- _DIRECTIONS_: Sort through the entries below and pull out lines containing the word "base".

═════ DATA PROVIDED

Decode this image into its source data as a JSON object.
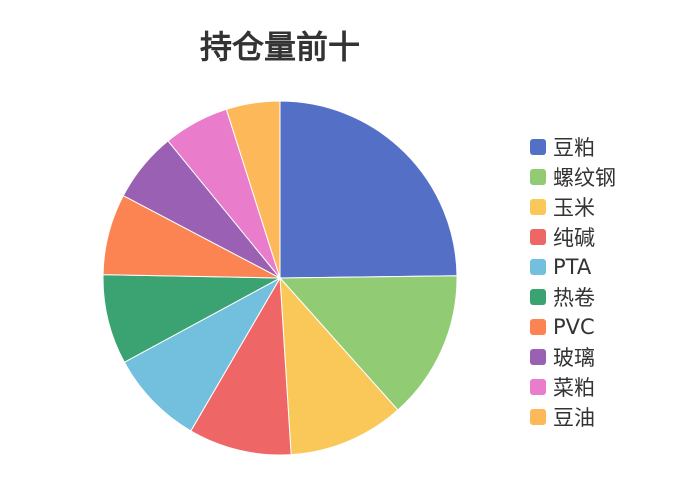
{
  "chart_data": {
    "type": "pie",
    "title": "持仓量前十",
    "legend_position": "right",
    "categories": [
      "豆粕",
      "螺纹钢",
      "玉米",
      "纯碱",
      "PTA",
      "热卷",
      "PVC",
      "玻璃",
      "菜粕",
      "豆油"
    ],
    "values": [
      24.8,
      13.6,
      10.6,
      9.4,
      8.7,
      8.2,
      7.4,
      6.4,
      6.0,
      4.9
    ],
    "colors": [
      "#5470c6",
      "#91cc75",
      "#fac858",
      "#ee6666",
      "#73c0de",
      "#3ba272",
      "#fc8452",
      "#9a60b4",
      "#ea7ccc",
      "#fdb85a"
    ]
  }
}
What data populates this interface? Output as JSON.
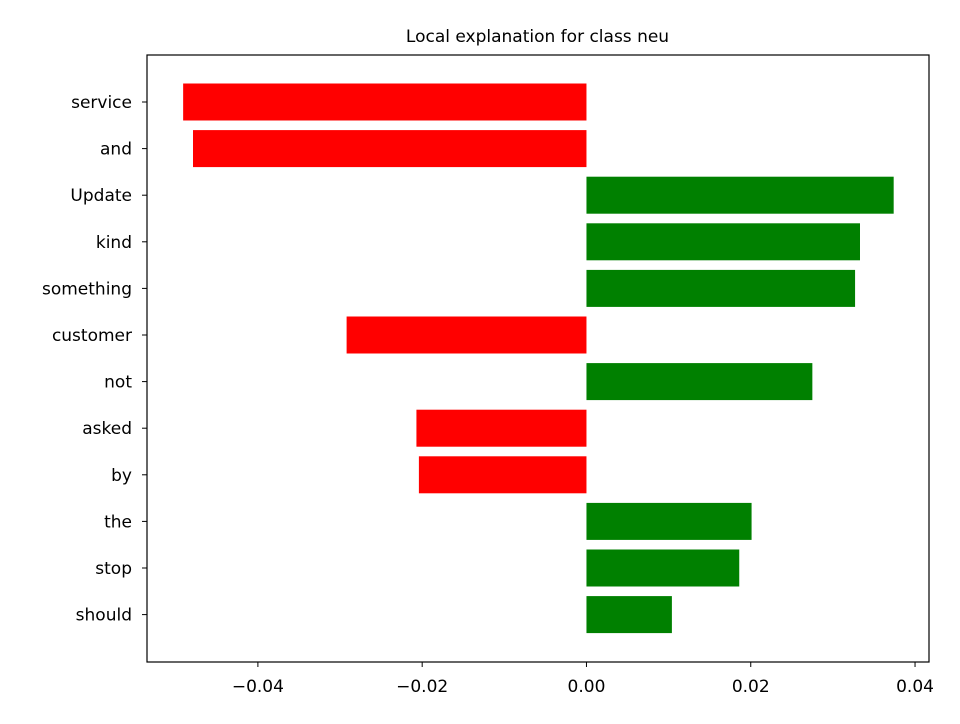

══════════
═════ DATA PROVIDED

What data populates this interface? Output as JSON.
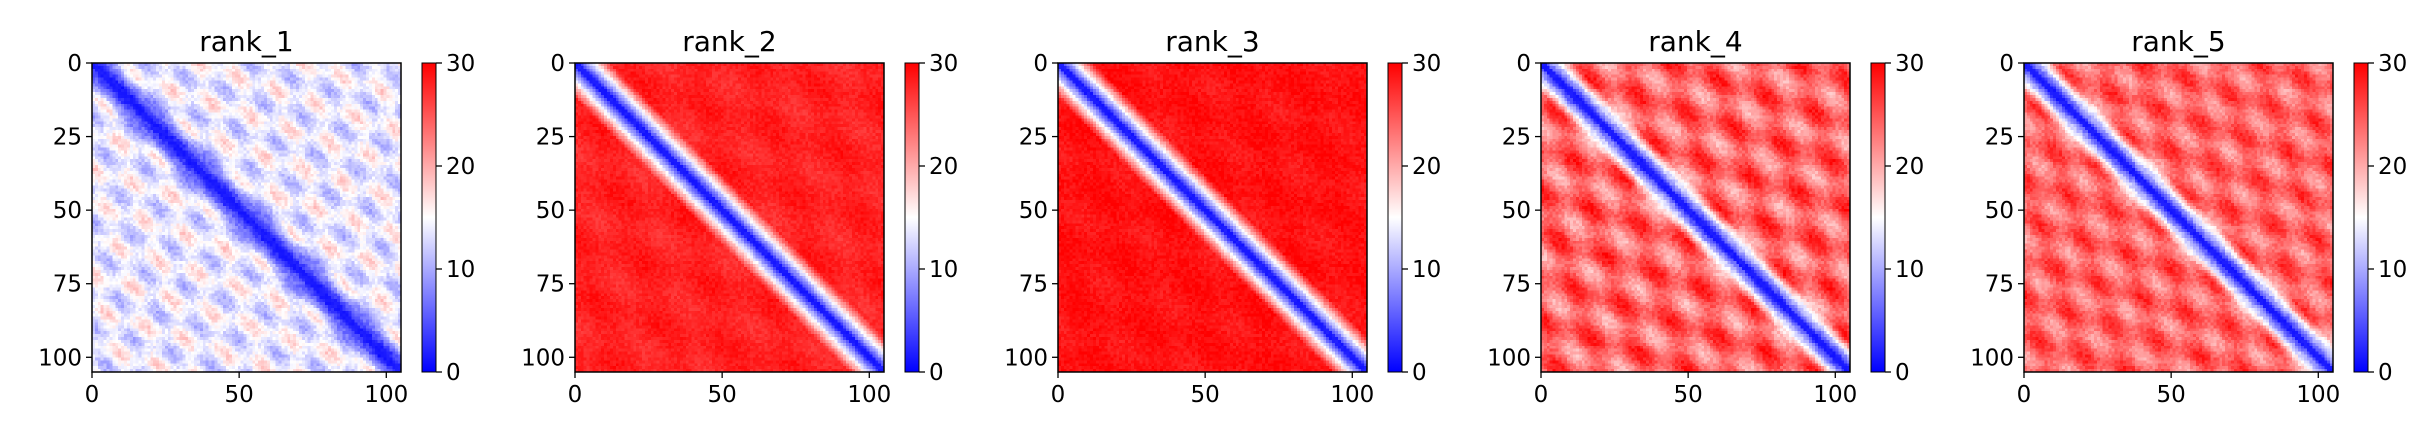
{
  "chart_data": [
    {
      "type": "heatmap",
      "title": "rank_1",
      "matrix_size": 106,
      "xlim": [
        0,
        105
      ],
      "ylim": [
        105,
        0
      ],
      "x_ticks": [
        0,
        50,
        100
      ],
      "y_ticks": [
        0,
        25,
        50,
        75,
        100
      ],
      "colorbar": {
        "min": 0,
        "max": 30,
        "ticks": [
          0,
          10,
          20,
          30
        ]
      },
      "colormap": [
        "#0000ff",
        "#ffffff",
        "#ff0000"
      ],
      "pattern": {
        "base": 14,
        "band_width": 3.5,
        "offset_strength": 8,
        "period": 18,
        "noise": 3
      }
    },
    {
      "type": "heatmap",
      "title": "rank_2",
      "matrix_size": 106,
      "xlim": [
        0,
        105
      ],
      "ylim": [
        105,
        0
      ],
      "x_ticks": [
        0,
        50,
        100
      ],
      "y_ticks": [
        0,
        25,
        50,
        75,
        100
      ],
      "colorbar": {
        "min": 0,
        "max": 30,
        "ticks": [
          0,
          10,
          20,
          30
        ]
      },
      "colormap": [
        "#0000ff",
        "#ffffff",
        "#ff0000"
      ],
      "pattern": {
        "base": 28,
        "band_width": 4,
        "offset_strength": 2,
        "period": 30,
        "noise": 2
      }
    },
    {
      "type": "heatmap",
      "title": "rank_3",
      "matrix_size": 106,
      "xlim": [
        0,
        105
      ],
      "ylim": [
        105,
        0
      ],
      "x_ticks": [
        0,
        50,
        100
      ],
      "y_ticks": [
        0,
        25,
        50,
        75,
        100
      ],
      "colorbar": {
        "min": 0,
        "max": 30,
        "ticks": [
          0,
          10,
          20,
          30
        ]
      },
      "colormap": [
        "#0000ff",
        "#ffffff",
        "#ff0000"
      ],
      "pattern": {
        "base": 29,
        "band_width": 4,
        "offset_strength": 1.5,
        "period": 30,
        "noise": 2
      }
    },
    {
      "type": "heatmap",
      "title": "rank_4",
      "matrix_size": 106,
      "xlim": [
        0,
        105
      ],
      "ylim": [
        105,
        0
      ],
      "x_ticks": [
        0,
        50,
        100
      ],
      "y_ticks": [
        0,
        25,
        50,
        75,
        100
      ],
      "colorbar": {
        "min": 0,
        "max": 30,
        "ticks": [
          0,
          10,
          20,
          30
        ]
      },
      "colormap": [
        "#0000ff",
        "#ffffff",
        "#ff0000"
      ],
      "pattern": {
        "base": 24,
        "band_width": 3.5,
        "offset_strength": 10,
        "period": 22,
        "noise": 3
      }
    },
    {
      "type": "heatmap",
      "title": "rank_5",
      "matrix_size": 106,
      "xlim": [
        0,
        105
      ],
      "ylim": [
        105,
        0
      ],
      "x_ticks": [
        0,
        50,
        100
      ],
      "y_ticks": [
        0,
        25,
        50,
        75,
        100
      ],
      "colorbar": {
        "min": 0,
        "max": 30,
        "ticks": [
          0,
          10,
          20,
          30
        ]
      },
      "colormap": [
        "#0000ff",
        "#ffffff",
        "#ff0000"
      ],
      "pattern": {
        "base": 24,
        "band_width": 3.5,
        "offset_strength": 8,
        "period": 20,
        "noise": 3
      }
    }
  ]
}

══════════

- _RIGHT ANSWER_:
        "base": 14,
        "base": 28,
        "base": 29,
        "base": 24,
        "base": 24,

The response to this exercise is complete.